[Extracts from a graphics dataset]
■ ■ ■ ■ ■

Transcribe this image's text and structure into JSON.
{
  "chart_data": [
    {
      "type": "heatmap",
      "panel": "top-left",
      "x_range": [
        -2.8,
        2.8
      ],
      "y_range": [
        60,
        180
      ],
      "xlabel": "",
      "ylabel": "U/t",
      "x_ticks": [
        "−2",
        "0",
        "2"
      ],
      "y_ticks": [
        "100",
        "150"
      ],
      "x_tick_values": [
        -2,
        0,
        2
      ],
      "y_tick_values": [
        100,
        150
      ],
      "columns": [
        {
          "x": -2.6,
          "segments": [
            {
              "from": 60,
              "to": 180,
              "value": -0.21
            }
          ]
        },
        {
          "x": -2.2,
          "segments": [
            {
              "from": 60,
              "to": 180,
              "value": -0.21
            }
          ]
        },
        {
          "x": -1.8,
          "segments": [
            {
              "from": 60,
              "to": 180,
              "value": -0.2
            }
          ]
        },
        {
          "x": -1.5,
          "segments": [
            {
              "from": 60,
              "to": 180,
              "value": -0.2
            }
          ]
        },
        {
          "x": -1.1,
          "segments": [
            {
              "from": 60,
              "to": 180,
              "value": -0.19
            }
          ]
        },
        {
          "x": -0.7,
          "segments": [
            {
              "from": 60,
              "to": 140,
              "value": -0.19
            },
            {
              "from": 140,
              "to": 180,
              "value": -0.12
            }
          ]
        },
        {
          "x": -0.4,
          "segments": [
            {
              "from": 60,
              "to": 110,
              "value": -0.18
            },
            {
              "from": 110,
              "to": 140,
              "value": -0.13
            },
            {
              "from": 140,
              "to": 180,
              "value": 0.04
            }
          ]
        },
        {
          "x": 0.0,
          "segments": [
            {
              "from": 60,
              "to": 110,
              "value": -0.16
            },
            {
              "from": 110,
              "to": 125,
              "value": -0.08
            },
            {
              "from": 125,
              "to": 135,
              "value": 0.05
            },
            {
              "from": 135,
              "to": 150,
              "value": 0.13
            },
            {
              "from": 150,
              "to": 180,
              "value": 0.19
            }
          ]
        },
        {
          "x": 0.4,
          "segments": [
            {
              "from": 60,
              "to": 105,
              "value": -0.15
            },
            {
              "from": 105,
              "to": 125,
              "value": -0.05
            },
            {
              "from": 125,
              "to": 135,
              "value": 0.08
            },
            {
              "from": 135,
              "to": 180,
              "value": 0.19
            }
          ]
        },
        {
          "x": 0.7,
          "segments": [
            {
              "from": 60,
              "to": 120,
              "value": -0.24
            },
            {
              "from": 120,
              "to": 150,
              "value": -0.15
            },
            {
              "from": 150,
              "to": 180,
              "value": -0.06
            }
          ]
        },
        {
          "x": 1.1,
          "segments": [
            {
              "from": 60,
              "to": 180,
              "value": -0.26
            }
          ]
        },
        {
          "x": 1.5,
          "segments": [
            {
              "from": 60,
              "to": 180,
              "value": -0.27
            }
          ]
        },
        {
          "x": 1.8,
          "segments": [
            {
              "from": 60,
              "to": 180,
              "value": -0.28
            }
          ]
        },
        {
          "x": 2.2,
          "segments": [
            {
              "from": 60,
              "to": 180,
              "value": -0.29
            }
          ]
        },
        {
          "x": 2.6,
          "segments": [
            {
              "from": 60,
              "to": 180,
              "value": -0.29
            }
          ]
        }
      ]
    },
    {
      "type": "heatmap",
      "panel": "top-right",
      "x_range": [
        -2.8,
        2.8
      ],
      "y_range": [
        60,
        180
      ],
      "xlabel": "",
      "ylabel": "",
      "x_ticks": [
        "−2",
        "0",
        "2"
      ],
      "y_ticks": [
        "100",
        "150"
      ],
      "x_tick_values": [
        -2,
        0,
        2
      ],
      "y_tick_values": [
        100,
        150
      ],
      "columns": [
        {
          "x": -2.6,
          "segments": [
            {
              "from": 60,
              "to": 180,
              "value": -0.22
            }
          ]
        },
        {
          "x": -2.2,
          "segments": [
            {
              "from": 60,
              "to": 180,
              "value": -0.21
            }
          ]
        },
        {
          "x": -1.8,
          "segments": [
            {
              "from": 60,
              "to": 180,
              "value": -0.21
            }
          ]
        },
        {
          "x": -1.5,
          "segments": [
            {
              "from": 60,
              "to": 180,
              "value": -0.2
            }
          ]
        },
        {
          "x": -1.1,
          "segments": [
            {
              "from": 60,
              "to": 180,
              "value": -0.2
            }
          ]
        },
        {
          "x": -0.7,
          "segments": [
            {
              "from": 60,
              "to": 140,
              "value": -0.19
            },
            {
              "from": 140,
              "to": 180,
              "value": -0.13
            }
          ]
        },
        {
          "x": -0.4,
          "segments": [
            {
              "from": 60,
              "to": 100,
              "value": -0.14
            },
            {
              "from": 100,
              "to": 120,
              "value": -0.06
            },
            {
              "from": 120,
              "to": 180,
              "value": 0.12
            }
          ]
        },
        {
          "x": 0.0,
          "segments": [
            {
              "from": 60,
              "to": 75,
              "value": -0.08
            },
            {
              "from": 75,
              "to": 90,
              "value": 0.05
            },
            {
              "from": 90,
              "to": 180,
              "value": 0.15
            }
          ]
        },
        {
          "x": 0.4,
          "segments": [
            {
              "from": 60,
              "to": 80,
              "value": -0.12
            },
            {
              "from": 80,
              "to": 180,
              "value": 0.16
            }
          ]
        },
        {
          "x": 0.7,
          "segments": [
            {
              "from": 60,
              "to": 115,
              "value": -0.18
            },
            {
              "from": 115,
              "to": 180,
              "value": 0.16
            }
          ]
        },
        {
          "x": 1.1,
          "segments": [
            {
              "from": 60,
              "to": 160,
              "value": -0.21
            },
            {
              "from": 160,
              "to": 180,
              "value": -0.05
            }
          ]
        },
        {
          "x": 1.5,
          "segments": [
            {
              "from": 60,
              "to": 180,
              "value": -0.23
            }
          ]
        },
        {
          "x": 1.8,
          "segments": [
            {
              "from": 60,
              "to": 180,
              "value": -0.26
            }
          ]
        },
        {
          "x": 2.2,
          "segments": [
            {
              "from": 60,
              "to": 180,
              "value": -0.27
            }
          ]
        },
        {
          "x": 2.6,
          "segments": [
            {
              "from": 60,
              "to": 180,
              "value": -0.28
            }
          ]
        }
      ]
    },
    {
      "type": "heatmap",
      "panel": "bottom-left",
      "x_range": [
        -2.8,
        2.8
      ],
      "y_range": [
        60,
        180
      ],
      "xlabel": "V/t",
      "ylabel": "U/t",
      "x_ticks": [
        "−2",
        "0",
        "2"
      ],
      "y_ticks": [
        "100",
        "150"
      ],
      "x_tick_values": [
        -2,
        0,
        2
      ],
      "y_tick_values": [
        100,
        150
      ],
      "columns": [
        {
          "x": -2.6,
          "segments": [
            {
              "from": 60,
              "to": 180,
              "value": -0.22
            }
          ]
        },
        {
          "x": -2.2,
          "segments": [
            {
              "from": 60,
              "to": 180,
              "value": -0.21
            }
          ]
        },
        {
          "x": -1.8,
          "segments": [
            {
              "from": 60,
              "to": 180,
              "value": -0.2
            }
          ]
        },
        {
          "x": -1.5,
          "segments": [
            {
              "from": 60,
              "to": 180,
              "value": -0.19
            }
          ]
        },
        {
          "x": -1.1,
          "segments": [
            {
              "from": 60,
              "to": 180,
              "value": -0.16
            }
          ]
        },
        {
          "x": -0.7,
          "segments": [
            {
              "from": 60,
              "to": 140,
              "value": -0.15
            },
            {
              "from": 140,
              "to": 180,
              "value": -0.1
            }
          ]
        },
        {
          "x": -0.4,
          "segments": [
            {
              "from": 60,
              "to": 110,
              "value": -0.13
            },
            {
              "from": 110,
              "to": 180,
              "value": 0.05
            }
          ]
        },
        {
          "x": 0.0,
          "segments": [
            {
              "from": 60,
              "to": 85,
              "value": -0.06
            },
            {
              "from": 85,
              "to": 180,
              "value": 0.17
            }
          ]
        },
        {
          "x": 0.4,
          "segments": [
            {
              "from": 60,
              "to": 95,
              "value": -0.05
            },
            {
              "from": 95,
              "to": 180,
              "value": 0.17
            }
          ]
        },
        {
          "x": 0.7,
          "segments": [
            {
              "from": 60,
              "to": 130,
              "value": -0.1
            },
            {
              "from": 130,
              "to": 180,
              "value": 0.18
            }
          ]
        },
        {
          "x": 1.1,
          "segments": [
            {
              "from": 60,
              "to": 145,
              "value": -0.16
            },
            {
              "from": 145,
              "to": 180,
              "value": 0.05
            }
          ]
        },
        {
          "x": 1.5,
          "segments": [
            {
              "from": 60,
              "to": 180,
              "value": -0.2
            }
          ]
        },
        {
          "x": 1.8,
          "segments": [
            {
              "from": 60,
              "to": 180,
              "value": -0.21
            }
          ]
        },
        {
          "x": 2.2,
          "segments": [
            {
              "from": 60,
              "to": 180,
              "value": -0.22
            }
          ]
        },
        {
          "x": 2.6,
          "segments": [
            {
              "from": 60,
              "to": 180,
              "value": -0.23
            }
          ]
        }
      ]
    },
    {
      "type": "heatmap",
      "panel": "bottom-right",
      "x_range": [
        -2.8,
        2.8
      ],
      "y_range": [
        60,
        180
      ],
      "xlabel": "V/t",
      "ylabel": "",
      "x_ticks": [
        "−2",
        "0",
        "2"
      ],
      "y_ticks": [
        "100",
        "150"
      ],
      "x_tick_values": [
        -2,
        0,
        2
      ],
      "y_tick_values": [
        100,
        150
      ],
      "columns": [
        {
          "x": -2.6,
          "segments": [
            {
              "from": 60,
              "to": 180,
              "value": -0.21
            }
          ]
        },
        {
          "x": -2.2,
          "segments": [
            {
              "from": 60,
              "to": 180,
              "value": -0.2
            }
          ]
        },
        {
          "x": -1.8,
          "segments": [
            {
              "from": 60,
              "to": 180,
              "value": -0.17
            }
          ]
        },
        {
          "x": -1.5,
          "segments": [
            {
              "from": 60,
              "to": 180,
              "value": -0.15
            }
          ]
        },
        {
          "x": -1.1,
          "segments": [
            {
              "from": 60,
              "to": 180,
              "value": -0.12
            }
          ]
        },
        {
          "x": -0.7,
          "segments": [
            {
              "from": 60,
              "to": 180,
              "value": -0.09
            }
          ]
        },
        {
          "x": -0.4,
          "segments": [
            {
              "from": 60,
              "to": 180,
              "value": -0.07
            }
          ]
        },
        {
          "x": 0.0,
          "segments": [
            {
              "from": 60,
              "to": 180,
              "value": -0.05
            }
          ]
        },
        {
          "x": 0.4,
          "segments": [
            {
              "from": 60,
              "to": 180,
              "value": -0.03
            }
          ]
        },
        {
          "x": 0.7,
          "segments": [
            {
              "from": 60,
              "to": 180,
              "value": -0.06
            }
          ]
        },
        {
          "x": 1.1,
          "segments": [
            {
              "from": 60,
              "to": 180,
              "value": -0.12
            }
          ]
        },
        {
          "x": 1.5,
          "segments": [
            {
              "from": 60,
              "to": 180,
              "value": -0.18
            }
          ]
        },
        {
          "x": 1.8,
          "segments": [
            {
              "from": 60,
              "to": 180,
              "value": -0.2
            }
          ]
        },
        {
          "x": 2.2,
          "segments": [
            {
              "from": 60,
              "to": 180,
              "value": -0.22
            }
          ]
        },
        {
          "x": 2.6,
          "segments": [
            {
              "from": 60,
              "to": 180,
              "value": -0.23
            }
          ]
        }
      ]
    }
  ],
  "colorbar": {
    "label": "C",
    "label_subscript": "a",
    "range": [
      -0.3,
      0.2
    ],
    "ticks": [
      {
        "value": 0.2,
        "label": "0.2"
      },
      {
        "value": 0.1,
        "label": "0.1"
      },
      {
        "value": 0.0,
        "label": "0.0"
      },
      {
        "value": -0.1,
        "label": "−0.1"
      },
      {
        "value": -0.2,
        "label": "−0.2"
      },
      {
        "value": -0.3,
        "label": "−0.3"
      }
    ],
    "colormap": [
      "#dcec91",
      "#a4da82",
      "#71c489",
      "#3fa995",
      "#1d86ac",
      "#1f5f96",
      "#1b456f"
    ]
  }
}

■ ■ ■ ■ ■

▶ _TASK TO COMPLETE_
Gather every line from the listing above in which "panel" appears, and copy those lines.

▶ _FULL SOLUTION_
      "panel": "top-left",
      "panel": "top-right",
      "panel": "bottom-left",
      "panel": "bottom-right",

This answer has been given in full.